All records must be quoted exactly. Omit the pictures.

=== Record set ===

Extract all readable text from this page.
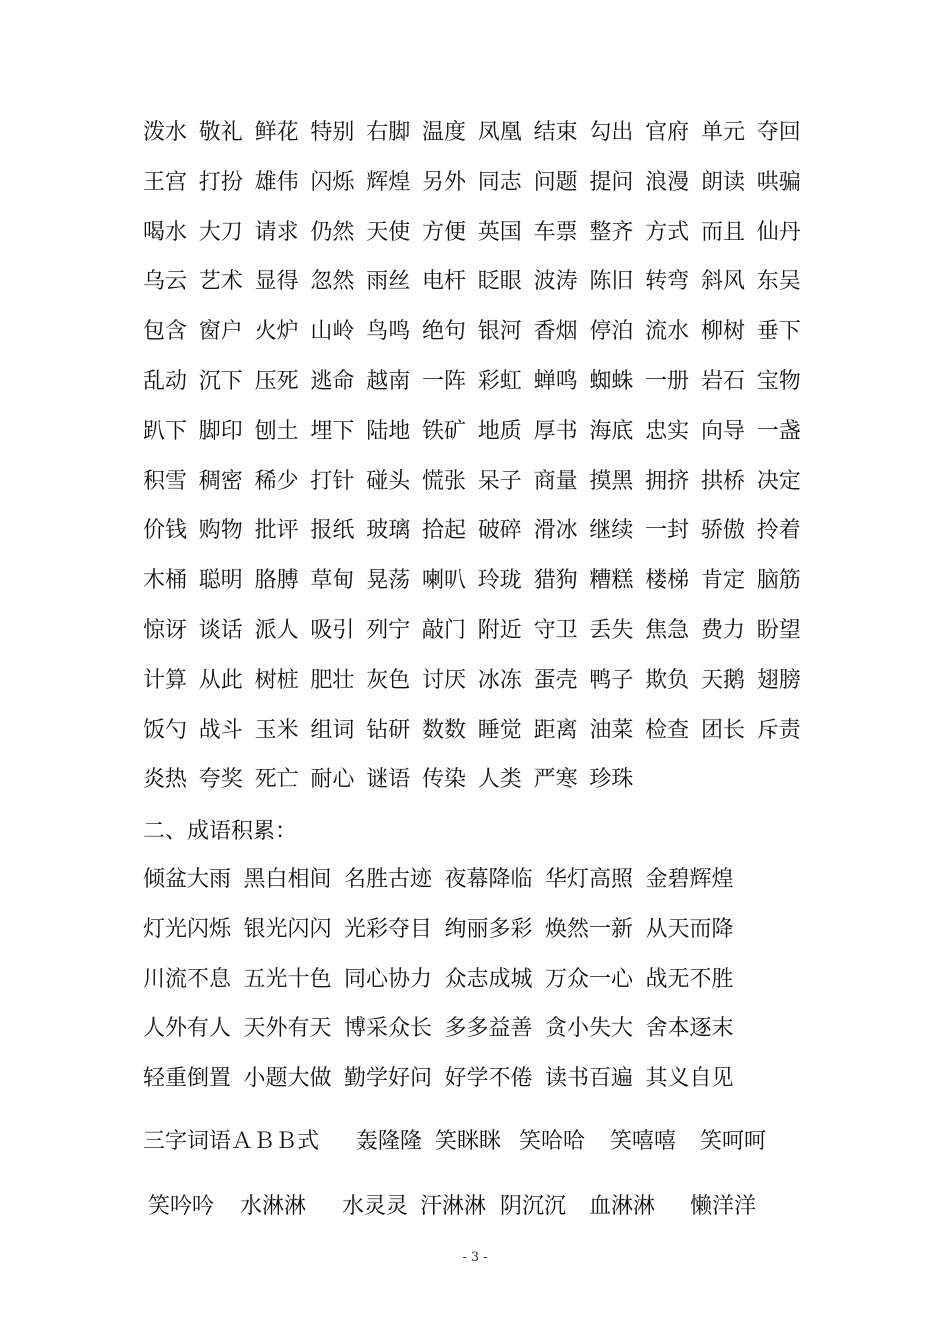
泼水 敬礼 鲜花 特别 右脚 温度 凤凰 结束 勾出 官府 单元 夺回
王宫 打扮 雄伟 闪烁 辉煌 另外 同志 问题 提问 浪漫 朗读 哄骗
喝水 大刀 请求 仍然 天使 方便 英国 车票 整齐 方式 而且 仙丹
乌云 艺术 显得 忽然 雨丝 电杆 眨眼 波涛 陈旧 转弯 斜风 东吴
包含 窗户 火炉 山岭 鸟鸣 绝句 银河 香烟 停泊 流水 柳树 垂下
乱动 沉下 压死 逃命 越南 一阵 彩虹 蝉鸣 蜘蛛 一册 岩石 宝物
趴下 脚印 刨土 埋下 陆地 铁矿 地质 厚书 海底 忠实 向导 一盏
积雪 稠密 稀少 打针 碰头 慌张 呆子 商量 摸黑 拥挤 拱桥 决定
价钱 购物 批评 报纸 玻璃 拾起 破碎 滑冰 继续 一封 骄傲 拎着
木桶 聪明 胳膊 草甸 晃荡 喇叭 玲珑 猎狗 糟糕 楼梯 肯定 脑筋
惊讶 谈话 派人 吸引 列宁 敲门 附近 守卫 丢失 焦急 费力 盼望
计算 从此 树桩 肥壮 灰色 讨厌 冰冻 蛋壳 鸭子 欺负 天鹅 翅膀
饭勺 战斗 玉米 组词 钻研 数数 睡觉 距离 油菜 检查 团长 斥责
炎热 夸奖 死亡 耐心 谜语 传染 人类 严寒 珍珠
二、成语积累：
倾盆大雨 黑白相间 名胜古迹 夜幕降临 华灯高照 金碧辉煌
灯光闪烁 银光闪闪 光彩夺目 绚丽多彩 焕然一新 从天而降
川流不息 五光十色 同心协力 众志成城 万众一心 战无不胜
人外有人 天外有天 博采众长 多多益善 贪小失大 舍本逐末
轻重倒置 小题大做 勤学好问 好学不倦 读书百遍 其义自见
三字词语ＡＢＢ式 轰隆隆 笑眯眯 笑哈哈 笑嘻嘻 笑呵呵
笑吟吟 水淋淋 水灵灵 汗淋淋 阴沉沉 血淋淋 懒洋洋
- 3 -
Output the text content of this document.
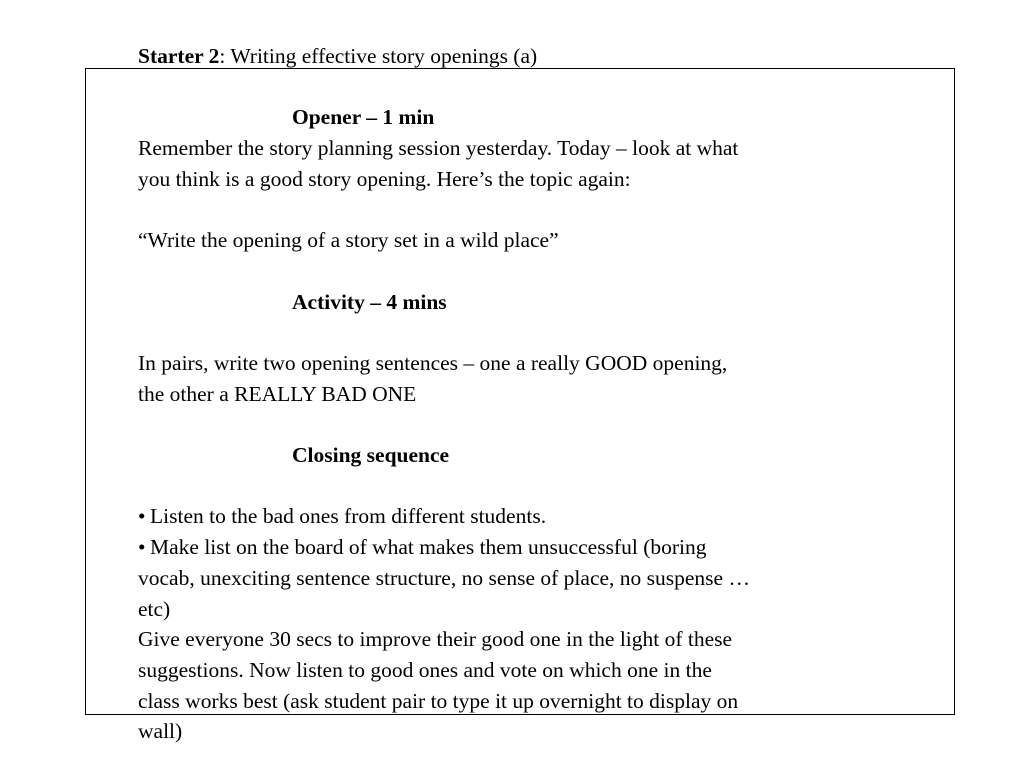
Starter 2: Writing effective story openings (a)
Opener – 1 min
Remember the story planning session yesterday. Today – look at what
you think is a good story opening. Here’s the topic again:
“Write the opening of a story set in a wild place”
Activity – 4 mins
In pairs, write two opening sentences – one a really GOOD opening,
the other a REALLY BAD ONE
Closing sequence
• Listen to the bad ones from different students.
• Make list on the board of what makes them unsuccessful (boring
vocab, unexciting sentence structure, no sense of place, no suspense …
etc)
Give everyone 30 secs to improve their good one in the light of these
suggestions. Now listen to good ones and vote on which one in the
class works best (ask student pair to type it up overnight to display on
wall)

===

§ Final result
Extract all readable text from this page.
泼水 敬礼 鲜花 特别 右脚 温度 凤凰 结束 勾出 官府 单元 夺回
王宫 打扮 雄伟 闪烁 辉煌 另外 同志 问题 提问 浪漫 朗读 哄骗
喝水 大刀 请求 仍然 天使 方便 英国 车票 整齐 方式 而且 仙丹
乌云 艺术 显得 忽然 雨丝 电杆 眨眼 波涛 陈旧 转弯 斜风 东吴
包含 窗户 火炉 山岭 鸟鸣 绝句 银河 香烟 停泊 流水 柳树 垂下
乱动 沉下 压死 逃命 越南 一阵 彩虹 蝉鸣 蜘蛛 一册 岩石 宝物
趴下 脚印 刨土 埋下 陆地 铁矿 地质 厚书 海底 忠实 向导 一盏
积雪 稠密 稀少 打针 碰头 慌张 呆子 商量 摸黑 拥挤 拱桥 决定
价钱 购物 批评 报纸 玻璃 拾起 破碎 滑冰 继续 一封 骄傲 拎着
木桶 聪明 胳膊 草甸 晃荡 喇叭 玲珑 猎狗 糟糕 楼梯 肯定 脑筋
惊讶 谈话 派人 吸引 列宁 敲门 附近 守卫 丢失 焦急 费力 盼望
计算 从此 树桩 肥壮 灰色 讨厌 冰冻 蛋壳 鸭子 欺负 天鹅 翅膀
饭勺 战斗 玉米 组词 钻研 数数 睡觉 距离 油菜 检查 团长 斥责
炎热 夸奖 死亡 耐心 谜语 传染 人类 严寒 珍珠
二、成语积累：
倾盆大雨 黑白相间 名胜古迹 夜幕降临 华灯高照 金碧辉煌
灯光闪烁 银光闪闪 光彩夺目 绚丽多彩 焕然一新 从天而降
川流不息 五光十色 同心协力 众志成城 万众一心 战无不胜
人外有人 天外有天 博采众长 多多益善 贪小失大 舍本逐末
轻重倒置 小题大做 勤学好问 好学不倦 读书百遍 其义自见
三字词语ＡＢＢ式 轰隆隆 笑眯眯 笑哈哈 笑嘻嘻 笑呵呵
笑吟吟 水淋淋 水灵灵 汗淋淋 阴沉沉 血淋淋 懒洋洋
- 3 -
Output the text content of this document.
Starter 2: Writing effective story openings (a)
Opener – 1 min
Remember the story planning session yesterday. Today – look at what
you think is a good story opening. Here’s the topic again:
“Write the opening of a story set in a wild place”
Activity – 4 mins
In pairs, write two opening sentences – one a really GOOD opening,
the other a REALLY BAD ONE
Closing sequence
• Listen to the bad ones from different students.
• Make list on the board of what makes them unsuccessful (boring
vocab, unexciting sentence structure, no sense of place, no suspense …
etc)
Give everyone 30 secs to improve their good one in the light of these
suggestions. Now listen to good ones and vote on which one in the
class works best (ask student pair to type it up overnight to display on
wall)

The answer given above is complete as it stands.